Records of elements and coordinates
####

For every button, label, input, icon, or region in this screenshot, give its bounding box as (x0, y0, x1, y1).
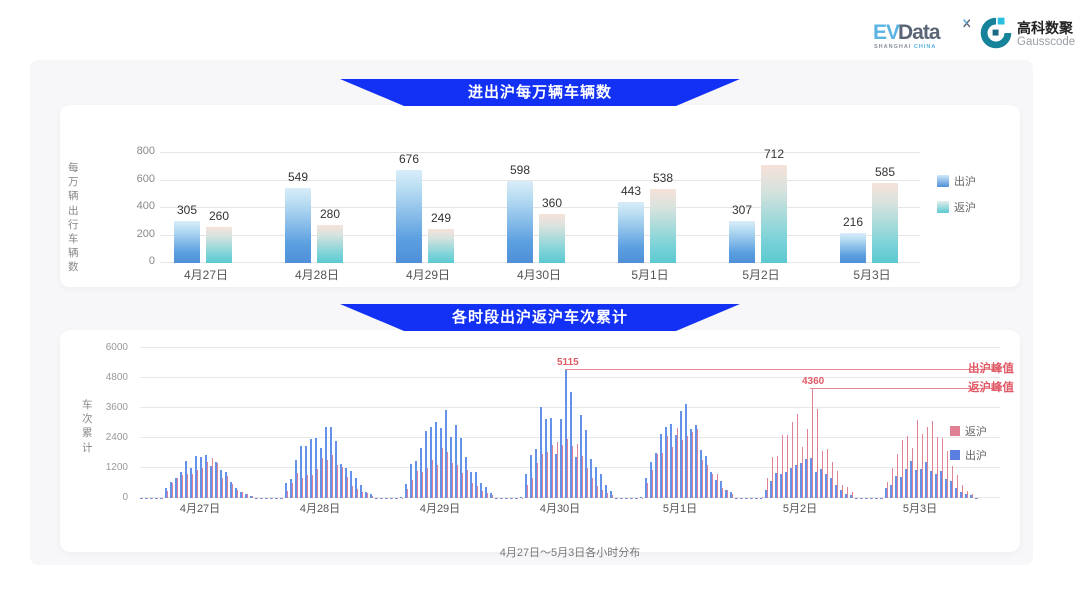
svg-text:高科数聚: 高科数聚 (1017, 20, 1074, 36)
svg-text:Data: Data (898, 21, 941, 44)
svg-text:EV: EV (873, 21, 900, 44)
svg-text:Gausscode: Gausscode (1017, 36, 1075, 48)
svg-text:SHANGHAI CHINA: SHANGHAI CHINA (874, 44, 936, 50)
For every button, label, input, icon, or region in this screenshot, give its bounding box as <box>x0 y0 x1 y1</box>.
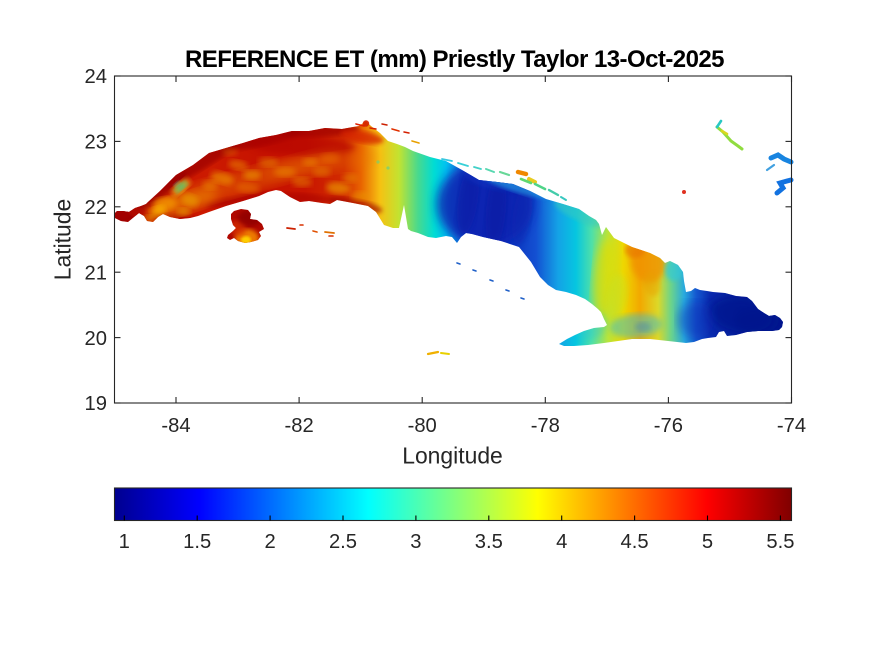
svg-text:4.5: 4.5 <box>621 531 649 553</box>
svg-text:3.5: 3.5 <box>475 531 503 553</box>
svg-text:Longitude: Longitude <box>402 443 503 469</box>
svg-text:3: 3 <box>410 531 421 553</box>
svg-text:-78: -78 <box>531 415 560 437</box>
svg-text:19: 19 <box>85 393 107 415</box>
svg-text:5: 5 <box>702 531 713 553</box>
svg-text:Latitude: Latitude <box>50 199 76 280</box>
svg-text:REFERENCE ET (mm) Priestly Tay: REFERENCE ET (mm) Priestly Taylor 13-Oct… <box>185 46 724 73</box>
svg-text:-82: -82 <box>285 415 314 437</box>
svg-text:-76: -76 <box>654 415 683 437</box>
svg-text:4: 4 <box>556 531 567 553</box>
svg-text:23: 23 <box>85 132 107 154</box>
svg-text:2.5: 2.5 <box>329 531 357 553</box>
svg-text:22: 22 <box>85 197 107 219</box>
svg-text:-80: -80 <box>408 415 437 437</box>
svg-text:5.5: 5.5 <box>766 531 794 553</box>
svg-text:2: 2 <box>264 531 275 553</box>
svg-text:20: 20 <box>85 328 107 350</box>
svg-text:-84: -84 <box>161 415 190 437</box>
svg-text:1.5: 1.5 <box>183 531 211 553</box>
svg-text:1: 1 <box>119 531 130 553</box>
svg-text:21: 21 <box>85 262 107 284</box>
svg-text:24: 24 <box>85 66 107 88</box>
svg-text:-74: -74 <box>777 415 806 437</box>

####

- **OBJECTIVE**: Reproduce every line of the records above verbatim, leaving out the picture markers.

- **FULL SOLUTION**:
For every button, label, input, icon, or region in this screenshot, give its bounding box as (x0, y0, x1, y1).
svg-text:高科数聚: 高科数聚 (1017, 20, 1074, 36)
svg-text:Data: Data (898, 21, 941, 44)
svg-text:EV: EV (873, 21, 900, 44)
svg-text:Gausscode: Gausscode (1017, 36, 1075, 48)
svg-text:SHANGHAI CHINA: SHANGHAI CHINA (874, 44, 936, 50)
For every button, label, input, icon, or region in this screenshot, give its bounding box as <box>x0 y0 x1 y1</box>.
svg-text:4.5: 4.5 <box>621 531 649 553</box>
svg-text:3.5: 3.5 <box>475 531 503 553</box>
svg-text:Longitude: Longitude <box>402 443 503 469</box>
svg-text:3: 3 <box>410 531 421 553</box>
svg-text:-78: -78 <box>531 415 560 437</box>
svg-text:19: 19 <box>85 393 107 415</box>
svg-text:5: 5 <box>702 531 713 553</box>
svg-text:Latitude: Latitude <box>50 199 76 280</box>
svg-text:REFERENCE ET (mm) Priestly Tay: REFERENCE ET (mm) Priestly Taylor 13-Oct… <box>185 46 724 73</box>
svg-text:-82: -82 <box>285 415 314 437</box>
svg-text:-76: -76 <box>654 415 683 437</box>
svg-text:4: 4 <box>556 531 567 553</box>
svg-text:23: 23 <box>85 132 107 154</box>
svg-text:2.5: 2.5 <box>329 531 357 553</box>
svg-text:22: 22 <box>85 197 107 219</box>
svg-text:-80: -80 <box>408 415 437 437</box>
svg-text:5.5: 5.5 <box>766 531 794 553</box>
svg-text:2: 2 <box>264 531 275 553</box>
svg-text:20: 20 <box>85 328 107 350</box>
svg-text:-84: -84 <box>161 415 190 437</box>
svg-text:1.5: 1.5 <box>183 531 211 553</box>
svg-text:1: 1 <box>119 531 130 553</box>
svg-text:21: 21 <box>85 262 107 284</box>
svg-text:24: 24 <box>85 66 107 88</box>
svg-text:-74: -74 <box>777 415 806 437</box>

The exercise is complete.